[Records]
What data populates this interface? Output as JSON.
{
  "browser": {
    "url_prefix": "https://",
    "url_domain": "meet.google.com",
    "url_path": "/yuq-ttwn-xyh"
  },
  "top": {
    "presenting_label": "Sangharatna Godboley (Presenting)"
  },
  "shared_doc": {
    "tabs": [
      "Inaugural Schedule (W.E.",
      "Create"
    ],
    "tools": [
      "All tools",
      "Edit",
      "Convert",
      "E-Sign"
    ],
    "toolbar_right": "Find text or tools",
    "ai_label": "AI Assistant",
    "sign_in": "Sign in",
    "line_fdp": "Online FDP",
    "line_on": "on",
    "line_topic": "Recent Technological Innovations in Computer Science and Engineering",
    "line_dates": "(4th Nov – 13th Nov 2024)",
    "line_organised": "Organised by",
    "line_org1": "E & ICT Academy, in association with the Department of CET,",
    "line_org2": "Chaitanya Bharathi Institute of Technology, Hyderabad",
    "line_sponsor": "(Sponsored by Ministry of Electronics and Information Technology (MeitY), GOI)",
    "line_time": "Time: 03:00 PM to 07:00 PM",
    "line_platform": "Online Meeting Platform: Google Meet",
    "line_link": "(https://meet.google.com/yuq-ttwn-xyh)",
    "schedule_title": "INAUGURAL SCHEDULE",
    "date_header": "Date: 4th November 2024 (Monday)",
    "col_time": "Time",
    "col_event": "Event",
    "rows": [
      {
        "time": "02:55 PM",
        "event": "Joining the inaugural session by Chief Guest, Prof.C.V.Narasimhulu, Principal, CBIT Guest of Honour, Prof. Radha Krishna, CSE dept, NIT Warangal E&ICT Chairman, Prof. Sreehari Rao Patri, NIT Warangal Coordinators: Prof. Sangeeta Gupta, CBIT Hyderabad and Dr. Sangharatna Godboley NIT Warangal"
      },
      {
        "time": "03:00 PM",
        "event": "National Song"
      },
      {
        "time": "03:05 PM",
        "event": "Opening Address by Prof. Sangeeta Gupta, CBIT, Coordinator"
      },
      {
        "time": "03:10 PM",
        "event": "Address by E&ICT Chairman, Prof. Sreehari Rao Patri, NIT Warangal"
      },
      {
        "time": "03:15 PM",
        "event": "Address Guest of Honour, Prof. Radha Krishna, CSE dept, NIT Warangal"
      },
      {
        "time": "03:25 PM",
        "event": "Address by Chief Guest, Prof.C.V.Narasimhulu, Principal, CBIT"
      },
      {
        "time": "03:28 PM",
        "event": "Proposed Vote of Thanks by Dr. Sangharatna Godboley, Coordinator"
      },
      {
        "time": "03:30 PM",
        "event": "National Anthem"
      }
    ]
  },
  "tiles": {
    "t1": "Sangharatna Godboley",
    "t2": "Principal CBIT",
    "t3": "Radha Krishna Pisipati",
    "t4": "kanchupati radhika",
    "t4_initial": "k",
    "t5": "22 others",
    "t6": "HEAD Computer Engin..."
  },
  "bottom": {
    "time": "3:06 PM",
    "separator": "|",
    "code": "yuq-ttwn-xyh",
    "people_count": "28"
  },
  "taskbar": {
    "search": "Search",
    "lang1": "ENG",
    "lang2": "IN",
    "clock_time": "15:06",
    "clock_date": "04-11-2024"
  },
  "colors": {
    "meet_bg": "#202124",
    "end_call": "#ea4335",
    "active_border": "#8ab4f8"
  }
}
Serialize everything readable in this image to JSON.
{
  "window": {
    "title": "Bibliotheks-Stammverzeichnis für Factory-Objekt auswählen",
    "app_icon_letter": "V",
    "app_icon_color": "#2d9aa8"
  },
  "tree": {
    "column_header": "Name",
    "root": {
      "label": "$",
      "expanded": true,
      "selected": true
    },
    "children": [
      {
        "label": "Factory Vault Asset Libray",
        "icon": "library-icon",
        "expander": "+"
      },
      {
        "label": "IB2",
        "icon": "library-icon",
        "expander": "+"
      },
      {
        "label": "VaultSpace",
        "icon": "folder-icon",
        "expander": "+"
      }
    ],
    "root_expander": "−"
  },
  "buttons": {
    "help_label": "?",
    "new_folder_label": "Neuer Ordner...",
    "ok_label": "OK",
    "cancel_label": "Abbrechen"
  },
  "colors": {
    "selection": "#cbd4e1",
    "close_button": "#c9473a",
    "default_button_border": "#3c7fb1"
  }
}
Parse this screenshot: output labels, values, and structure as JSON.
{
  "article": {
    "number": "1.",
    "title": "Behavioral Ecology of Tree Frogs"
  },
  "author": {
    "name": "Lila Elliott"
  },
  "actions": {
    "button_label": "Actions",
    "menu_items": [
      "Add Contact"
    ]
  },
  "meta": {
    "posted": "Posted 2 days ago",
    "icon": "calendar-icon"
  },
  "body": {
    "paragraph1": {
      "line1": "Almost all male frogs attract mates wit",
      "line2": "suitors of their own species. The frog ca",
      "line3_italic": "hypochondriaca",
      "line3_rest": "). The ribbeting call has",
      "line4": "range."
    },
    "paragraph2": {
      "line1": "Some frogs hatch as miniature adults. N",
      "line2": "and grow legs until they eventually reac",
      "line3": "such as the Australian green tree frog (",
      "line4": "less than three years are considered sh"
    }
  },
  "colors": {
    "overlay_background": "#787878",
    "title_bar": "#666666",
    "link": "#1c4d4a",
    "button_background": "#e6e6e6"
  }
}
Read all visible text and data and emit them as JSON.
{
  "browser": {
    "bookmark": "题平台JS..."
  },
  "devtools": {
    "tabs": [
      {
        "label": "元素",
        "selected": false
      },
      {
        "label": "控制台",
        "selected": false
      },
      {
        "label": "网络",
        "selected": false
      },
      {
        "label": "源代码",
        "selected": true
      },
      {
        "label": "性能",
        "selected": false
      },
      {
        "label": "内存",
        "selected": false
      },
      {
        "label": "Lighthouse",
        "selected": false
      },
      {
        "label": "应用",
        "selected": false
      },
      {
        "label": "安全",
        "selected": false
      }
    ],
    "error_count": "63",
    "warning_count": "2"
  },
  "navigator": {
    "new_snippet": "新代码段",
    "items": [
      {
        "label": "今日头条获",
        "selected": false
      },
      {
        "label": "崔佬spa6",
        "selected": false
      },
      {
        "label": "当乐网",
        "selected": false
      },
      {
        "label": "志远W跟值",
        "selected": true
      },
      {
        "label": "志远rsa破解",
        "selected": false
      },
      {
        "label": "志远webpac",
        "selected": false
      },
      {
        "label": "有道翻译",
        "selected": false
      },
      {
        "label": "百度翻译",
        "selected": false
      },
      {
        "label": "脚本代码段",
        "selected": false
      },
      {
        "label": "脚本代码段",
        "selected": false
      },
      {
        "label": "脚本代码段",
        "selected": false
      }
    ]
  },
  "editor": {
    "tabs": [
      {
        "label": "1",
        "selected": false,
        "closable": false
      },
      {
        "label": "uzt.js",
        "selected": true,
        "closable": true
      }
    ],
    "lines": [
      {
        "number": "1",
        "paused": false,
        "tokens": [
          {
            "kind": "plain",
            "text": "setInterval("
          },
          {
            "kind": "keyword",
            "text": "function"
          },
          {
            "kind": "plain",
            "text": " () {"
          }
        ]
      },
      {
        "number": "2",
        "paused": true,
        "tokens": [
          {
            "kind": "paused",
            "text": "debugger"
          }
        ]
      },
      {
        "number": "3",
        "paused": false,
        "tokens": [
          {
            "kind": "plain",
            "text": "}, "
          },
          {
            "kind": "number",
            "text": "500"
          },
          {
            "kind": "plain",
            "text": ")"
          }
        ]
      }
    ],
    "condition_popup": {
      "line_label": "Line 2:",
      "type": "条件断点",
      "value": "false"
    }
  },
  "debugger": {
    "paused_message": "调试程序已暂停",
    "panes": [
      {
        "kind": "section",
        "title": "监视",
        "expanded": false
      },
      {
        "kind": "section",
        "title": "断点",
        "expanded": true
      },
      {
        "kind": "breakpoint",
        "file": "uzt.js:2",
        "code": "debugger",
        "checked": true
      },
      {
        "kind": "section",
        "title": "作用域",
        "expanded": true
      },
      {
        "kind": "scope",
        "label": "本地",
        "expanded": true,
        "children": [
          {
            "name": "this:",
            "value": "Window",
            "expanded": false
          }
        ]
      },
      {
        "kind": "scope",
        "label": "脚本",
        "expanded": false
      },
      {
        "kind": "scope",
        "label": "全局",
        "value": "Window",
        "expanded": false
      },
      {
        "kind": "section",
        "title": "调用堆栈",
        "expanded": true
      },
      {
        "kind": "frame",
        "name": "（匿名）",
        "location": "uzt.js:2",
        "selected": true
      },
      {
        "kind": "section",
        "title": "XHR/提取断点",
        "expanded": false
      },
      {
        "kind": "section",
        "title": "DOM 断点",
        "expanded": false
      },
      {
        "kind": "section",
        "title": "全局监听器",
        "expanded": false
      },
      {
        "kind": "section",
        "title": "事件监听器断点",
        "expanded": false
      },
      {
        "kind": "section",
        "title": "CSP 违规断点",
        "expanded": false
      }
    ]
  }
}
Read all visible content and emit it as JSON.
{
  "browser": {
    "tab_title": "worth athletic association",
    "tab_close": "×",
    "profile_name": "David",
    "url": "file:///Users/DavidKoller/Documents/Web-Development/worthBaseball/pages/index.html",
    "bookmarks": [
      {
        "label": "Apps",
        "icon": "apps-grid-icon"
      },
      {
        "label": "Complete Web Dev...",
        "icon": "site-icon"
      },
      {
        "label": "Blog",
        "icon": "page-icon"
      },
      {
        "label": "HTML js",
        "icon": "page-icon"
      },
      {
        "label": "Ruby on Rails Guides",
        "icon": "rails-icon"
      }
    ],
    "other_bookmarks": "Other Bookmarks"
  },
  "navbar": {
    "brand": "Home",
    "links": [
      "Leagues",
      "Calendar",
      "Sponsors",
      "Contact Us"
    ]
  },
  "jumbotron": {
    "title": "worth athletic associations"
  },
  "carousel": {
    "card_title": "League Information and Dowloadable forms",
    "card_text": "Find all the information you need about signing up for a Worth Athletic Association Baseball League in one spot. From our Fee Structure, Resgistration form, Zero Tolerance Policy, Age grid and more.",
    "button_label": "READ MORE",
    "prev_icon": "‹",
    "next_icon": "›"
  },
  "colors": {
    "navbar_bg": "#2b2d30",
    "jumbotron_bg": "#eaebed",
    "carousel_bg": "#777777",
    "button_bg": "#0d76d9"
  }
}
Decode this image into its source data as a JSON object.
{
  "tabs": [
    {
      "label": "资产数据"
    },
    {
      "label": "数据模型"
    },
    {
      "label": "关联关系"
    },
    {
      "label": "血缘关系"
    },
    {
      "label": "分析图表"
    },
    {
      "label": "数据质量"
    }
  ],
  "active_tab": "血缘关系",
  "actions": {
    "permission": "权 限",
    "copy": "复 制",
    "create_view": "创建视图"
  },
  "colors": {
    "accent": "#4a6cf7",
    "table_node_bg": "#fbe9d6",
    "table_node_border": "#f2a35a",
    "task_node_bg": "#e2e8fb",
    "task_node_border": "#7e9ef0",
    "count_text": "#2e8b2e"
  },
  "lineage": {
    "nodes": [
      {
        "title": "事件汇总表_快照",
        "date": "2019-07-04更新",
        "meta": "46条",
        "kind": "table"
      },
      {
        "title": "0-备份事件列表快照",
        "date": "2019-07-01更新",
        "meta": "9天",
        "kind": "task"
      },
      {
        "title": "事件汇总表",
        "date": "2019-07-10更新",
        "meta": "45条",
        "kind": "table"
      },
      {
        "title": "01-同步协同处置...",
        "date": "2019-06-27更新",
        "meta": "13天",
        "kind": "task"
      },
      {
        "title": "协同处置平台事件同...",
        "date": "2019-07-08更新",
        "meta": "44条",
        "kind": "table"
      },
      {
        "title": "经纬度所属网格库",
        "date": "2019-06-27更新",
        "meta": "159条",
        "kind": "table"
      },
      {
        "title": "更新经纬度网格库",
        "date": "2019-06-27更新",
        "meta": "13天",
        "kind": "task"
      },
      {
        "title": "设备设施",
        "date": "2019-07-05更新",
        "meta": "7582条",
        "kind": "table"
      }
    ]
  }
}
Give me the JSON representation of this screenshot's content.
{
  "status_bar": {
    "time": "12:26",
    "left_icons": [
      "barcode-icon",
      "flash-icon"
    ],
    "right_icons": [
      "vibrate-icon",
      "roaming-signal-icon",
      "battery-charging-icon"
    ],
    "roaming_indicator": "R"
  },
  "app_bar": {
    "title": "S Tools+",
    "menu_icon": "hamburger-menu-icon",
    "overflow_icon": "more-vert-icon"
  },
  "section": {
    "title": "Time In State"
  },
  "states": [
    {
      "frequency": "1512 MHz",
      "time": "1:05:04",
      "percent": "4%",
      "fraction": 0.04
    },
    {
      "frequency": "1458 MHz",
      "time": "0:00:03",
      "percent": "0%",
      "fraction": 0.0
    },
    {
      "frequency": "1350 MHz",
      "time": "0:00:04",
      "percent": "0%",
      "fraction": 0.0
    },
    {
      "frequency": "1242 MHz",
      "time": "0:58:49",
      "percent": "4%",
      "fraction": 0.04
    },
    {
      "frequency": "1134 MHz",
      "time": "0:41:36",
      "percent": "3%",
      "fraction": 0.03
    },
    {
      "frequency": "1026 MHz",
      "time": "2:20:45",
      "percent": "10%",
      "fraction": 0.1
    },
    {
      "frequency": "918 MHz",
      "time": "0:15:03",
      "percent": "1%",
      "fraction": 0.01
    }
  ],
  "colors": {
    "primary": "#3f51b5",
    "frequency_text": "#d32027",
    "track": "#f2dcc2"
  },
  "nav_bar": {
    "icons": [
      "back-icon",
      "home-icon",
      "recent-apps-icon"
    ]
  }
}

* **Aim of the exercise**
Report the count of lines in the entries that contain the string "Hyderabad", and nothing besides it.

* **Response**
2